* start RECORD EXCERPTS *
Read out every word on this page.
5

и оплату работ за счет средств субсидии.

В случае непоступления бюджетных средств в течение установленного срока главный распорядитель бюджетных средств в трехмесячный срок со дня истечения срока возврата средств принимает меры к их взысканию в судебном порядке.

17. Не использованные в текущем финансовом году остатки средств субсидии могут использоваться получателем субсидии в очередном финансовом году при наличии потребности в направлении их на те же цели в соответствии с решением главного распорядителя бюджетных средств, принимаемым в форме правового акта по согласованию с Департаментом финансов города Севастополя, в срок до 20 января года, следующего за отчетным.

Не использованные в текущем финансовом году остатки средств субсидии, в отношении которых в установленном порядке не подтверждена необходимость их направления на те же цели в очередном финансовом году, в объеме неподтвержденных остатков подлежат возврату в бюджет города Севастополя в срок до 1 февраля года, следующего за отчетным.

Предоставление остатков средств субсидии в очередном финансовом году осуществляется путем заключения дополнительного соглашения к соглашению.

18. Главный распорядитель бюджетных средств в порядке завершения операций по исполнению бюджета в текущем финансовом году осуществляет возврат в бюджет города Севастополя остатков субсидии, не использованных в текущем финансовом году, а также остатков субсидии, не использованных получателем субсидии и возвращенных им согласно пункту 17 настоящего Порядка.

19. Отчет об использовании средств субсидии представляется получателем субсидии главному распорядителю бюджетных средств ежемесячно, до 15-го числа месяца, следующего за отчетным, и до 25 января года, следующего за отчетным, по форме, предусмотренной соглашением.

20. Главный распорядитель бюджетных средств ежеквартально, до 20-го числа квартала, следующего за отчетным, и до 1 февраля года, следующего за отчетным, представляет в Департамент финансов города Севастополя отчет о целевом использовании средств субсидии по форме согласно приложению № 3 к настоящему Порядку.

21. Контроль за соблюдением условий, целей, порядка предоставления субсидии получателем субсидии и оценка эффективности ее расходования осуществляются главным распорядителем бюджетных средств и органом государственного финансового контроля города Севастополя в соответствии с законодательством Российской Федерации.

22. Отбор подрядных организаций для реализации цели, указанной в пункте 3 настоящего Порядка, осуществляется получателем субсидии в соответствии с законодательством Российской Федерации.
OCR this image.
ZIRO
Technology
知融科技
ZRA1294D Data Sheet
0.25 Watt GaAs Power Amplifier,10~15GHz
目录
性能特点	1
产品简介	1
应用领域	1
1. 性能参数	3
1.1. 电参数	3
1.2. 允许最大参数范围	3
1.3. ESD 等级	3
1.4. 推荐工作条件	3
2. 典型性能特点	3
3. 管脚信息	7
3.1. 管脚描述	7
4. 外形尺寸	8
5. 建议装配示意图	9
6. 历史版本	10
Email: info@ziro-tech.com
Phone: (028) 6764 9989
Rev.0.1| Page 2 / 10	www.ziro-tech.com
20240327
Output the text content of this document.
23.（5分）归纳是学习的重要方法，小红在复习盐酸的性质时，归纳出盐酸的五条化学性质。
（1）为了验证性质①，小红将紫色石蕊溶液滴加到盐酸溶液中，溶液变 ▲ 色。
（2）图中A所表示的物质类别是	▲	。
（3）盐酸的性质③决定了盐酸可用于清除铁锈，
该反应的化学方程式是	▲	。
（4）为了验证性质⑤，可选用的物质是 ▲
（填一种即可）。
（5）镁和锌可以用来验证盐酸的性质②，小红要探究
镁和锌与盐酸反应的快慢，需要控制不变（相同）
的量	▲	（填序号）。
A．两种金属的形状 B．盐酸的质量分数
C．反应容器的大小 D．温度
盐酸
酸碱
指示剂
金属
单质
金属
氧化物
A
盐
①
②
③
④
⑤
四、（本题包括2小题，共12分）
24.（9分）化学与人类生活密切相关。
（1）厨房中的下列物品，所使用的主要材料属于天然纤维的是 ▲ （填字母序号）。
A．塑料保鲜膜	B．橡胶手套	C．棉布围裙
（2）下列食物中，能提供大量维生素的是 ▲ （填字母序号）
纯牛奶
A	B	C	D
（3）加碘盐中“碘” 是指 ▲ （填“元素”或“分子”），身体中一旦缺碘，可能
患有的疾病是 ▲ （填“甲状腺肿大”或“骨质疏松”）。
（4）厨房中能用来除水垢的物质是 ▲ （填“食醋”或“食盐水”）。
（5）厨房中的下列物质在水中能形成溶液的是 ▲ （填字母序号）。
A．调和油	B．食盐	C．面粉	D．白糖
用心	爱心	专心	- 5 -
* end RECORD EXCERPTS *
» **PROBLEM DETAILS**: From the line that contains "Output the text content of this document." down to the last line of the listing above, repeat each line exactly, and include nothing else.

» **EXERCISE RESPONSE**:
Output the text content of this document.
23.（5分）归纳是学习的重要方法，小红在复习盐酸的性质时，归纳出盐酸的五条化学性质。
（1）为了验证性质①，小红将紫色石蕊溶液滴加到盐酸溶液中，溶液变 ▲ 色。
（2）图中A所表示的物质类别是	▲	。
（3）盐酸的性质③决定了盐酸可用于清除铁锈，
该反应的化学方程式是	▲	。
（4）为了验证性质⑤，可选用的物质是 ▲
（填一种即可）。
（5）镁和锌可以用来验证盐酸的性质②，小红要探究
镁和锌与盐酸反应的快慢，需要控制不变（相同）
的量	▲	（填序号）。
A．两种金属的形状 B．盐酸的质量分数
C．反应容器的大小 D．温度
盐酸
酸碱
指示剂
金属
单质
金属
氧化物
A
盐
①
②
③
④
⑤
四、（本题包括2小题，共12分）
24.（9分）化学与人类生活密切相关。
（1）厨房中的下列物品，所使用的主要材料属于天然纤维的是 ▲ （填字母序号）。
A．塑料保鲜膜	B．橡胶手套	C．棉布围裙
（2）下列食物中，能提供大量维生素的是 ▲ （填字母序号）
纯牛奶
A	B	C	D
（3）加碘盐中“碘” 是指 ▲ （填“元素”或“分子”），身体中一旦缺碘，可能
患有的疾病是 ▲ （填“甲状腺肿大”或“骨质疏松”）。
（4）厨房中能用来除水垢的物质是 ▲ （填“食醋”或“食盐水”）。
（5）厨房中的下列物质在水中能形成溶液的是 ▲ （填字母序号）。
A．调和油	B．食盐	C．面粉	D．白糖
用心	爱心	专心	- 5 -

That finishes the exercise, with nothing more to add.